Leaving out the pictures, transcribe all of the records faithfully.

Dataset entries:
———

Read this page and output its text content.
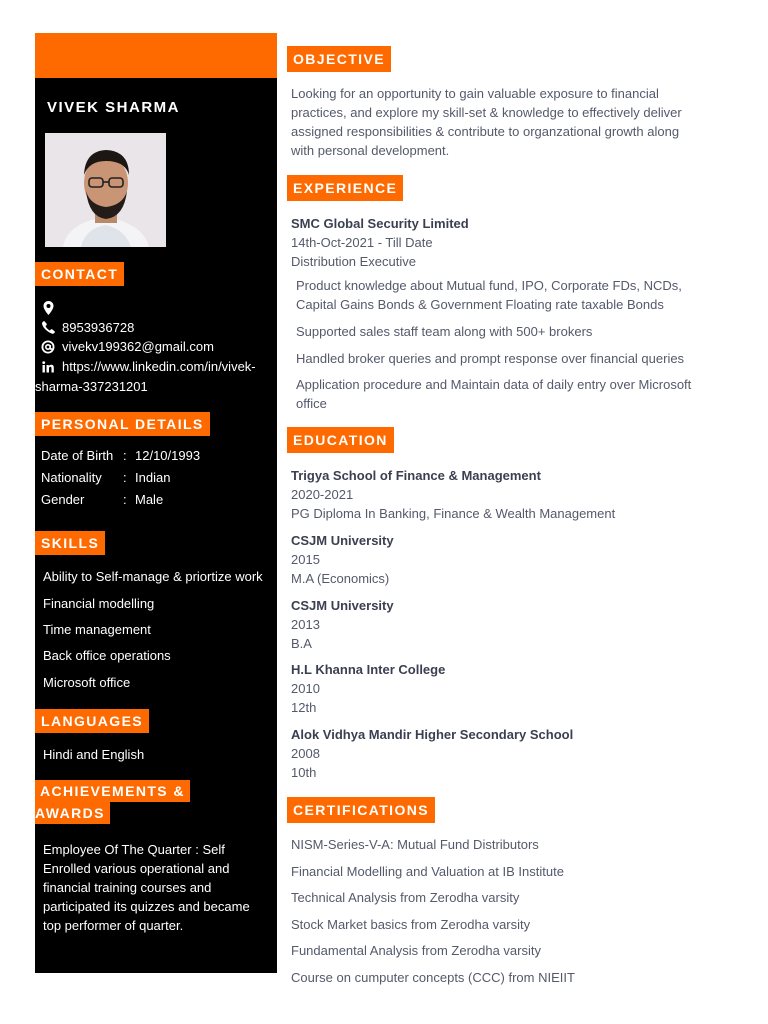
VIVEK SHARMA
CONTACT
8953936728
vivekv199362@gmail.com
https://www.linkedin.com/in/vivek-
sharma-337231201
PERSONAL DETAILS
Date of Birth : 12/10/1993
Nationality : Indian
Gender	: Male
SKILLS
Ability to Self-manage & priortize work
Financial modelling
Time management
Back office operations
Microsoft office
LANGUAGES
Hindi and English
ACHIEVEMENTS &
AWARDS
Employee Of The Quarter : Self
Enrolled various operational and
financial training courses and
participated its quizzes and became
top performer of quarter.
OBJECTIVE
Looking for an opportunity to gain valuable exposure to financial
practices, and explore my skill-set & knowledge to effectively deliver
assigned responsibilities & contribute to organzational growth along
with personal development.
EXPERIENCE
SMC Global Security Limited
14th-Oct-2021 - Till Date
Distribution Executive
Product knowledge about Mutual fund, IPO, Corporate FDs, NCDs,
Capital Gains Bonds & Government Floating rate taxable Bonds
Supported sales staff team along with 500+ brokers
Handled broker queries and prompt response over financial queries
Application procedure and Maintain data of daily entry over Microsoft
office
EDUCATION
Trigya School of Finance & Management
2020-2021
PG Diploma In Banking, Finance & Wealth Management
CSJM University
2015
M.A (Economics)
CSJM University
2013
B.A
H.L Khanna Inter College
2010
12th
Alok Vidhya Mandir Higher Secondary School
2008
10th
CERTIFICATIONS
NISM-Series-V-A: Mutual Fund Distributors
Financial Modelling and Valuation at IB Institute
Technical Analysis from Zerodha varsity
Stock Market basics from Zerodha varsity
Fundamental Analysis from Zerodha varsity
Course on cumputer concepts (CCC) from NIEIIT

———

◆ **Reply**
Read this page and output its text content.
VIVEK SHARMA
CONTACT
8953936728
vivekv199362@gmail.com
https://www.linkedin.com/in/vivek-
sharma-337231201
PERSONAL DETAILS
Date of Birth : 12/10/1993
Nationality : Indian
Gender	: Male
SKILLS
Ability to Self-manage & priortize work
Financial modelling
Time management
Back office operations
Microsoft office
LANGUAGES
Hindi and English
ACHIEVEMENTS &
AWARDS
Employee Of The Quarter : Self
Enrolled various operational and
financial training courses and
participated its quizzes and became
top performer of quarter.
OBJECTIVE
Looking for an opportunity to gain valuable exposure to financial
practices, and explore my skill-set & knowledge to effectively deliver
assigned responsibilities & contribute to organzational growth along
with personal development.
EXPERIENCE
SMC Global Security Limited
14th-Oct-2021 - Till Date
Distribution Executive
Product knowledge about Mutual fund, IPO, Corporate FDs, NCDs,
Capital Gains Bonds & Government Floating rate taxable Bonds
Supported sales staff team along with 500+ brokers
Handled broker queries and prompt response over financial queries
Application procedure and Maintain data of daily entry over Microsoft
office
EDUCATION
Trigya School of Finance & Management
2020-2021
PG Diploma In Banking, Finance & Wealth Management
CSJM University
2015
M.A (Economics)
CSJM University
2013
B.A
H.L Khanna Inter College
2010
12th
Alok Vidhya Mandir Higher Secondary School
2008
10th
CERTIFICATIONS
NISM-Series-V-A: Mutual Fund Distributors
Financial Modelling and Valuation at IB Institute
Technical Analysis from Zerodha varsity
Stock Market basics from Zerodha varsity
Fundamental Analysis from Zerodha varsity
Course on cumputer concepts (CCC) from NIEIIT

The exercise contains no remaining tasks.